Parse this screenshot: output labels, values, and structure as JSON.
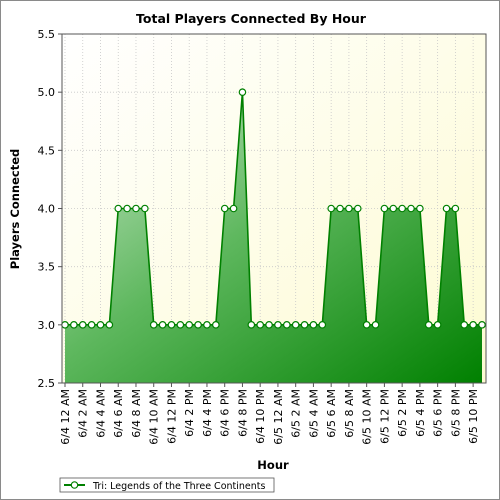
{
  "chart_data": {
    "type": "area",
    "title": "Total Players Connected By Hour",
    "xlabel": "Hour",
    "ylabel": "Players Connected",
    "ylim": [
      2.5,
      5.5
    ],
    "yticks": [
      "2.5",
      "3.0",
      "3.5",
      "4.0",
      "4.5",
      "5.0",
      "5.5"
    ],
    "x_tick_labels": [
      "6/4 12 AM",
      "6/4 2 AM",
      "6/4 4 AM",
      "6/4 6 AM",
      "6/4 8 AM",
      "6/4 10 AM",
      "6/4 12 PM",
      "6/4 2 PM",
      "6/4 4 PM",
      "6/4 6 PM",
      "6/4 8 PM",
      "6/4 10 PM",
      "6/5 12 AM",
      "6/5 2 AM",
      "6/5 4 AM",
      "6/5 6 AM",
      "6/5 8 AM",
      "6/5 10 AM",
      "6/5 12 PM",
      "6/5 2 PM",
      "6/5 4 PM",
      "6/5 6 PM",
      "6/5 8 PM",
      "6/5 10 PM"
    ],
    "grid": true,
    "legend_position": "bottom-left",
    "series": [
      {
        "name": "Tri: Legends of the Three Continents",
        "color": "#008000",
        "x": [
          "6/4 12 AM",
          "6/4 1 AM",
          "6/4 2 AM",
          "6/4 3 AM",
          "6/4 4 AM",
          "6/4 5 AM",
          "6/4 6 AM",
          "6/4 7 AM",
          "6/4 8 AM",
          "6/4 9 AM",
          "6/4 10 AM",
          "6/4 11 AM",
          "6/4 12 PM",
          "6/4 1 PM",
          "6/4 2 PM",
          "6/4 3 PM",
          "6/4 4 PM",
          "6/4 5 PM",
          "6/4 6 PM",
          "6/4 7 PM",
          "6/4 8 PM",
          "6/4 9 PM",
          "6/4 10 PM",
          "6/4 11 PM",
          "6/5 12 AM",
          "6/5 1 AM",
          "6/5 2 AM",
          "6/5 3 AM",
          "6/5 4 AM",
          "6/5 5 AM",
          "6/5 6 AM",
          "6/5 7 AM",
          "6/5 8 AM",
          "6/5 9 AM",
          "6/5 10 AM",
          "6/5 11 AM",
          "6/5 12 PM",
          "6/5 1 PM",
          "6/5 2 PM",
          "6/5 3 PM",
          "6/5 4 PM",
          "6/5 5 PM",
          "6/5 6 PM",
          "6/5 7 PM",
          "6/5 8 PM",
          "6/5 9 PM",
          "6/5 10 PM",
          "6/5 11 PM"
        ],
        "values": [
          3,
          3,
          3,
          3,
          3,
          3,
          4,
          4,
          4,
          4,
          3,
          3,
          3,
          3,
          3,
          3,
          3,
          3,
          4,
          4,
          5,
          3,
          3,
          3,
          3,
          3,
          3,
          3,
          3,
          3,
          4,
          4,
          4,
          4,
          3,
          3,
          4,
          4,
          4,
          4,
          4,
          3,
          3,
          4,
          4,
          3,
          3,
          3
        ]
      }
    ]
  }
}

# [REQUIRED TASK]
Your copy should repeat each entry above exactly but contain no pictures.

# [OUTPUT OF THE TASK]
Parse this screenshot: output labels, values, and structure as JSON.
{
  "chart_data": {
    "type": "area",
    "title": "Total Players Connected By Hour",
    "xlabel": "Hour",
    "ylabel": "Players Connected",
    "ylim": [
      2.5,
      5.5
    ],
    "yticks": [
      "2.5",
      "3.0",
      "3.5",
      "4.0",
      "4.5",
      "5.0",
      "5.5"
    ],
    "x_tick_labels": [
      "6/4 12 AM",
      "6/4 2 AM",
      "6/4 4 AM",
      "6/4 6 AM",
      "6/4 8 AM",
      "6/4 10 AM",
      "6/4 12 PM",
      "6/4 2 PM",
      "6/4 4 PM",
      "6/4 6 PM",
      "6/4 8 PM",
      "6/4 10 PM",
      "6/5 12 AM",
      "6/5 2 AM",
      "6/5 4 AM",
      "6/5 6 AM",
      "6/5 8 AM",
      "6/5 10 AM",
      "6/5 12 PM",
      "6/5 2 PM",
      "6/5 4 PM",
      "6/5 6 PM",
      "6/5 8 PM",
      "6/5 10 PM"
    ],
    "grid": true,
    "legend_position": "bottom-left",
    "series": [
      {
        "name": "Tri: Legends of the Three Continents",
        "color": "#008000",
        "x": [
          "6/4 12 AM",
          "6/4 1 AM",
          "6/4 2 AM",
          "6/4 3 AM",
          "6/4 4 AM",
          "6/4 5 AM",
          "6/4 6 AM",
          "6/4 7 AM",
          "6/4 8 AM",
          "6/4 9 AM",
          "6/4 10 AM",
          "6/4 11 AM",
          "6/4 12 PM",
          "6/4 1 PM",
          "6/4 2 PM",
          "6/4 3 PM",
          "6/4 4 PM",
          "6/4 5 PM",
          "6/4 6 PM",
          "6/4 7 PM",
          "6/4 8 PM",
          "6/4 9 PM",
          "6/4 10 PM",
          "6/4 11 PM",
          "6/5 12 AM",
          "6/5 1 AM",
          "6/5 2 AM",
          "6/5 3 AM",
          "6/5 4 AM",
          "6/5 5 AM",
          "6/5 6 AM",
          "6/5 7 AM",
          "6/5 8 AM",
          "6/5 9 AM",
          "6/5 10 AM",
          "6/5 11 AM",
          "6/5 12 PM",
          "6/5 1 PM",
          "6/5 2 PM",
          "6/5 3 PM",
          "6/5 4 PM",
          "6/5 5 PM",
          "6/5 6 PM",
          "6/5 7 PM",
          "6/5 8 PM",
          "6/5 9 PM",
          "6/5 10 PM",
          "6/5 11 PM"
        ],
        "values": [
          3,
          3,
          3,
          3,
          3,
          3,
          4,
          4,
          4,
          4,
          3,
          3,
          3,
          3,
          3,
          3,
          3,
          3,
          4,
          4,
          5,
          3,
          3,
          3,
          3,
          3,
          3,
          3,
          3,
          3,
          4,
          4,
          4,
          4,
          3,
          3,
          4,
          4,
          4,
          4,
          4,
          3,
          3,
          4,
          4,
          3,
          3,
          3
        ]
      }
    ]
  }
}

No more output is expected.